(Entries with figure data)
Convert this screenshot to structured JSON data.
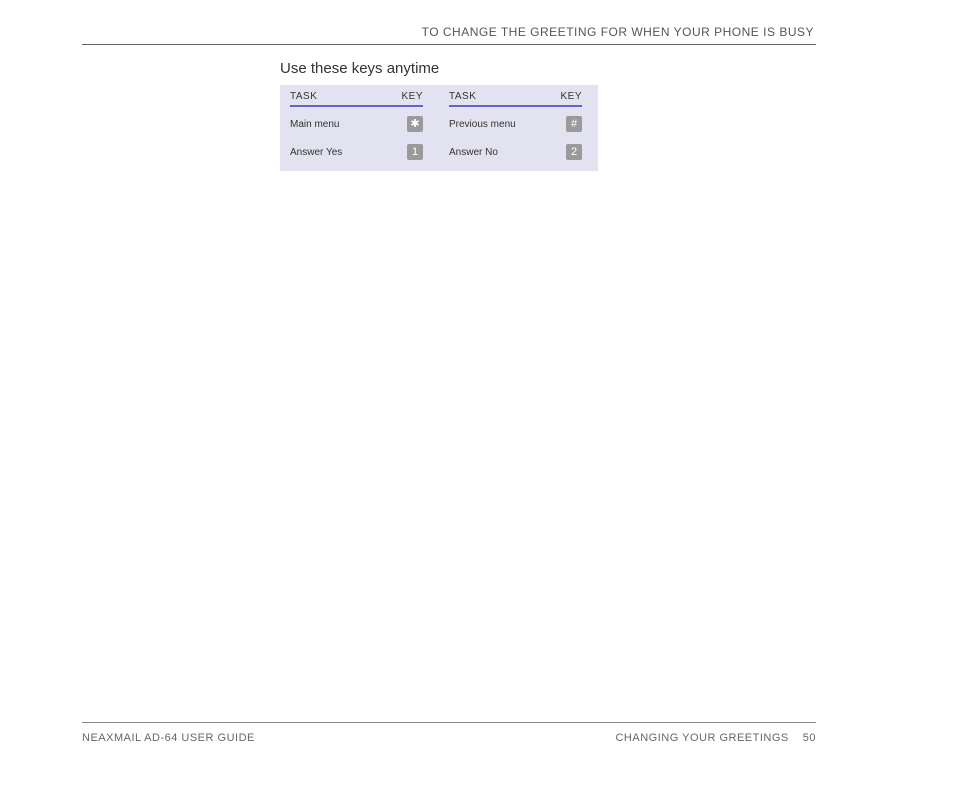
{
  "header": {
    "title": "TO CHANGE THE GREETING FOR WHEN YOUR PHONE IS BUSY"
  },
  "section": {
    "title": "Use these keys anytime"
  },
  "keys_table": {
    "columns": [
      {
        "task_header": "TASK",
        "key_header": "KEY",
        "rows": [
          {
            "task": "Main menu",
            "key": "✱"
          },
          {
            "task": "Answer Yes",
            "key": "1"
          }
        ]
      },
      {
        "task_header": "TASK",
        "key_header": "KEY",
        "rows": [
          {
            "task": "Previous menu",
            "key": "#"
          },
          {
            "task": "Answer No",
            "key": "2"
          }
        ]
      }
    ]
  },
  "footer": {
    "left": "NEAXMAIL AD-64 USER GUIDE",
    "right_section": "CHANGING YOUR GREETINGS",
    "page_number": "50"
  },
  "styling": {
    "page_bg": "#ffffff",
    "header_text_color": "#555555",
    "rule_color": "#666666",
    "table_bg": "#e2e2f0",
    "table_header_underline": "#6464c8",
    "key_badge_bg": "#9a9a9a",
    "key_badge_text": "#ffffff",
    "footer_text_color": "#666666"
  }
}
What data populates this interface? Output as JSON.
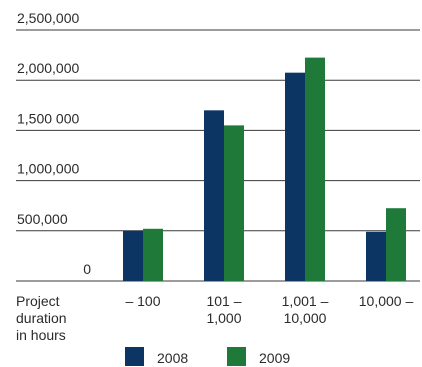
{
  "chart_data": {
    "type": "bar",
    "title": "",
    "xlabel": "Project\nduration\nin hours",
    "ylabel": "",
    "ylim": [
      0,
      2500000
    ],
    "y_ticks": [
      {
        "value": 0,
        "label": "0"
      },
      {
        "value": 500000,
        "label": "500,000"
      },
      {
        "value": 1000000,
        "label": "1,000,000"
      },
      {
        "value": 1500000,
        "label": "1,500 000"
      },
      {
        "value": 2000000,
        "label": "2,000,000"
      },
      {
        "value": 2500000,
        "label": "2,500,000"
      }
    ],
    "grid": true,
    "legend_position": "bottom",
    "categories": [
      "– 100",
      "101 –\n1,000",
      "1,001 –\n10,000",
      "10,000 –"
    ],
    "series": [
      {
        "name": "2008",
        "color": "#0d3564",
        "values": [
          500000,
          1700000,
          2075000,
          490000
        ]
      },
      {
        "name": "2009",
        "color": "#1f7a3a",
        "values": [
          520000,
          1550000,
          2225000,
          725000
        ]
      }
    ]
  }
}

What you need to do: Copy the material shown above in full and exactly. Skip the pictures.

The output:
Convert this screenshot to structured JSON data.
{
  "header": {
    "title": "TO CHANGE THE GREETING FOR WHEN YOUR PHONE IS BUSY"
  },
  "section": {
    "title": "Use these keys anytime"
  },
  "keys_table": {
    "columns": [
      {
        "task_header": "TASK",
        "key_header": "KEY",
        "rows": [
          {
            "task": "Main menu",
            "key": "✱"
          },
          {
            "task": "Answer Yes",
            "key": "1"
          }
        ]
      },
      {
        "task_header": "TASK",
        "key_header": "KEY",
        "rows": [
          {
            "task": "Previous menu",
            "key": "#"
          },
          {
            "task": "Answer No",
            "key": "2"
          }
        ]
      }
    ]
  },
  "footer": {
    "left": "NEAXMAIL AD-64 USER GUIDE",
    "right_section": "CHANGING YOUR GREETINGS",
    "page_number": "50"
  },
  "styling": {
    "page_bg": "#ffffff",
    "header_text_color": "#555555",
    "rule_color": "#666666",
    "table_bg": "#e2e2f0",
    "table_header_underline": "#6464c8",
    "key_badge_bg": "#9a9a9a",
    "key_badge_text": "#ffffff",
    "footer_text_color": "#666666"
  }
}
What data populates this interface? Output as JSON.
{
  "chart_data": {
    "type": "bar",
    "title": "",
    "xlabel": "Project\nduration\nin hours",
    "ylabel": "",
    "ylim": [
      0,
      2500000
    ],
    "y_ticks": [
      {
        "value": 0,
        "label": "0"
      },
      {
        "value": 500000,
        "label": "500,000"
      },
      {
        "value": 1000000,
        "label": "1,000,000"
      },
      {
        "value": 1500000,
        "label": "1,500 000"
      },
      {
        "value": 2000000,
        "label": "2,000,000"
      },
      {
        "value": 2500000,
        "label": "2,500,000"
      }
    ],
    "grid": true,
    "legend_position": "bottom",
    "categories": [
      "– 100",
      "101 –\n1,000",
      "1,001 –\n10,000",
      "10,000 –"
    ],
    "series": [
      {
        "name": "2008",
        "color": "#0d3564",
        "values": [
          500000,
          1700000,
          2075000,
          490000
        ]
      },
      {
        "name": "2009",
        "color": "#1f7a3a",
        "values": [
          520000,
          1550000,
          2225000,
          725000
        ]
      }
    ]
  }
}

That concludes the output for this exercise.